─── Supplied data ───
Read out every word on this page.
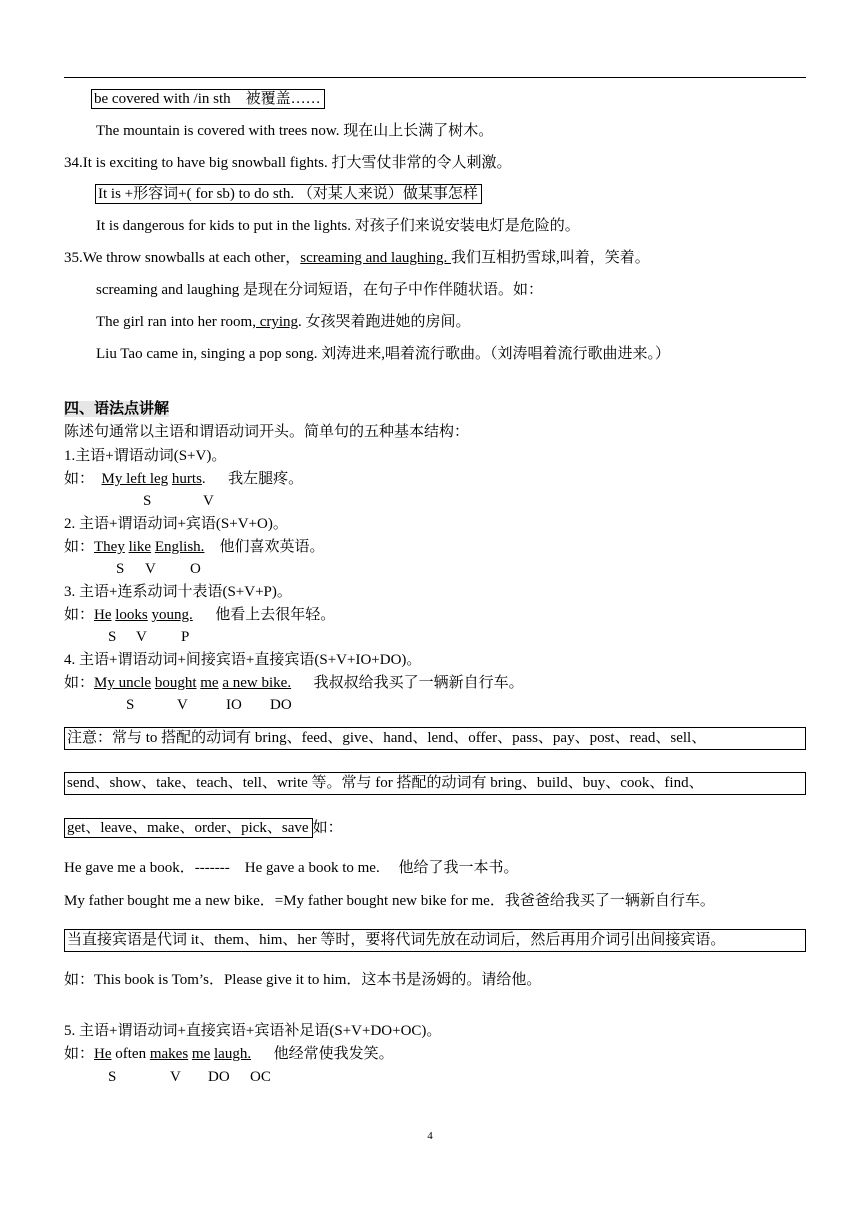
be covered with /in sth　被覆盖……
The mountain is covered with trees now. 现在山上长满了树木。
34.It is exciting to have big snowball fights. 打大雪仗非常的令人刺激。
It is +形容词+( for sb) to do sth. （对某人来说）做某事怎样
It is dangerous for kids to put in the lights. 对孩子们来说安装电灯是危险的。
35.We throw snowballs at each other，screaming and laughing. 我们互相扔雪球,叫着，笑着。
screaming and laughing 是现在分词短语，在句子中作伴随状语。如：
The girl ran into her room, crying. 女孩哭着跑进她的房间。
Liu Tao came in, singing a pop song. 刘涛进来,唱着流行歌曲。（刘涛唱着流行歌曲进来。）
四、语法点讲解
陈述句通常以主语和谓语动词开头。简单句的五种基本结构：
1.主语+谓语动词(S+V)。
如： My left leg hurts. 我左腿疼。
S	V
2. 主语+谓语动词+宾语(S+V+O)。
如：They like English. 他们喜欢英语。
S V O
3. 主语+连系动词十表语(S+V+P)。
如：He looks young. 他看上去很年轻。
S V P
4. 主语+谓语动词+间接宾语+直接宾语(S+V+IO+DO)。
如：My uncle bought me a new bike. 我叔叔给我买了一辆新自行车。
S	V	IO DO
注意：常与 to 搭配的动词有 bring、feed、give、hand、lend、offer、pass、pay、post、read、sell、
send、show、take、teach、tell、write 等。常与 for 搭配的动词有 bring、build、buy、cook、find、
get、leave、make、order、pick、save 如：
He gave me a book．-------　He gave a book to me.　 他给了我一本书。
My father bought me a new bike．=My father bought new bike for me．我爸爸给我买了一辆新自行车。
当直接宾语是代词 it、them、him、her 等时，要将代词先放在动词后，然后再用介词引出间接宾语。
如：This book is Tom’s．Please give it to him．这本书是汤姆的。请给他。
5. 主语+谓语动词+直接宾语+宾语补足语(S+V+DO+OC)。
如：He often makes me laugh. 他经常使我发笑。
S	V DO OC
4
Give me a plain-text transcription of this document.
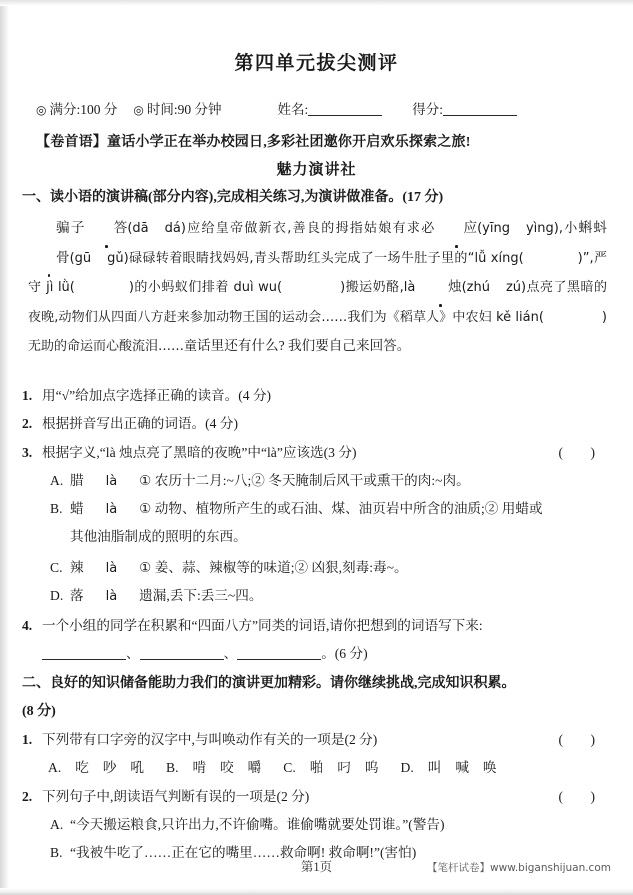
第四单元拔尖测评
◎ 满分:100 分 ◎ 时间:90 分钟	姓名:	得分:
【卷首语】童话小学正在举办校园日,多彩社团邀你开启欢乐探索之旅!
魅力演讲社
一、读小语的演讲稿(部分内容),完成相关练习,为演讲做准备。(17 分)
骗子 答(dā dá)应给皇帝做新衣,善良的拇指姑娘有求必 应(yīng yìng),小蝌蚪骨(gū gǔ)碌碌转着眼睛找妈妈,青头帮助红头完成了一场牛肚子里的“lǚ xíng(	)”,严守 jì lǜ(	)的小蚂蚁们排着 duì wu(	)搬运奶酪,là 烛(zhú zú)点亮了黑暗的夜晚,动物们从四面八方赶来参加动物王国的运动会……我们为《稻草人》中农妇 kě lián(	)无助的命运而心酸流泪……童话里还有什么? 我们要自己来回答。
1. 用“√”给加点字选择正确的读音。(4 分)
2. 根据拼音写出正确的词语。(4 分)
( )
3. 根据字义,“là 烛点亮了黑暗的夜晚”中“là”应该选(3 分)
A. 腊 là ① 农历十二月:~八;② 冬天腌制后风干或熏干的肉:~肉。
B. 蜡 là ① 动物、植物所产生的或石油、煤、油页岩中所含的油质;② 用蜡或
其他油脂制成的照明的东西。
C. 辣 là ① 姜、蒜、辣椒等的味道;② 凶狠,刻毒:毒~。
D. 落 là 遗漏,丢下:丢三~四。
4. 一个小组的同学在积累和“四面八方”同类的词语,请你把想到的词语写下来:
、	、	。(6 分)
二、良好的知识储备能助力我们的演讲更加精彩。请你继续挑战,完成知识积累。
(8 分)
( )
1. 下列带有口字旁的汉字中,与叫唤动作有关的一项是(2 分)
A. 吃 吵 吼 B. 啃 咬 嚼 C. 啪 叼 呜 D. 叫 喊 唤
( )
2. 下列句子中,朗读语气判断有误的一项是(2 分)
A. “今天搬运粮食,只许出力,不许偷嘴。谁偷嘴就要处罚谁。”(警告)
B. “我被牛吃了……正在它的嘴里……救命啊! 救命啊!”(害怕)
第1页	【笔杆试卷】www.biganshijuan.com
───
• **Task directions**:
Starting at the line that contains "Give me a plain-text", extract each line through the last line of the material exactly as written, and include no pictures.

• **Response below**:
Give me a plain-text transcription of this document.
第四单元拔尖测评
◎ 满分:100 分 ◎ 时间:90 分钟	姓名:	得分:
【卷首语】童话小学正在举办校园日,多彩社团邀你开启欢乐探索之旅!
魅力演讲社
一、读小语的演讲稿(部分内容),完成相关练习,为演讲做准备。(17 分)
骗子 答(dā dá)应给皇帝做新衣,善良的拇指姑娘有求必 应(yīng yìng),小蝌蚪骨(gū gǔ)碌碌转着眼睛找妈妈,青头帮助红头完成了一场牛肚子里的“lǚ xíng(	)”,严守 jì lǜ(	)的小蚂蚁们排着 duì wu(	)搬运奶酪,là 烛(zhú zú)点亮了黑暗的夜晚,动物们从四面八方赶来参加动物王国的运动会……我们为《稻草人》中农妇 kě lián(	)无助的命运而心酸流泪……童话里还有什么? 我们要自己来回答。
1. 用“√”给加点字选择正确的读音。(4 分)
2. 根据拼音写出正确的词语。(4 分)
( )
3. 根据字义,“là 烛点亮了黑暗的夜晚”中“là”应该选(3 分)
A. 腊 là ① 农历十二月:~八;② 冬天腌制后风干或熏干的肉:~肉。
B. 蜡 là ① 动物、植物所产生的或石油、煤、油页岩中所含的油质;② 用蜡或
其他油脂制成的照明的东西。
C. 辣 là ① 姜、蒜、辣椒等的味道;② 凶狠,刻毒:毒~。
D. 落 là 遗漏,丢下:丢三~四。
4. 一个小组的同学在积累和“四面八方”同类的词语,请你把想到的词语写下来:
、	、	。(6 分)
二、良好的知识储备能助力我们的演讲更加精彩。请你继续挑战,完成知识积累。
(8 分)
( )
1. 下列带有口字旁的汉字中,与叫唤动作有关的一项是(2 分)
A. 吃 吵 吼 B. 啃 咬 嚼 C. 啪 叼 呜 D. 叫 喊 唤
( )
2. 下列句子中,朗读语气判断有误的一项是(2 分)
A. “今天搬运粮食,只许出力,不许偷嘴。谁偷嘴就要处罚谁。”(警告)
B. “我被牛吃了……正在它的嘴里……救命啊! 救命啊!”(害怕)
第1页	【笔杆试卷】www.biganshijuan.com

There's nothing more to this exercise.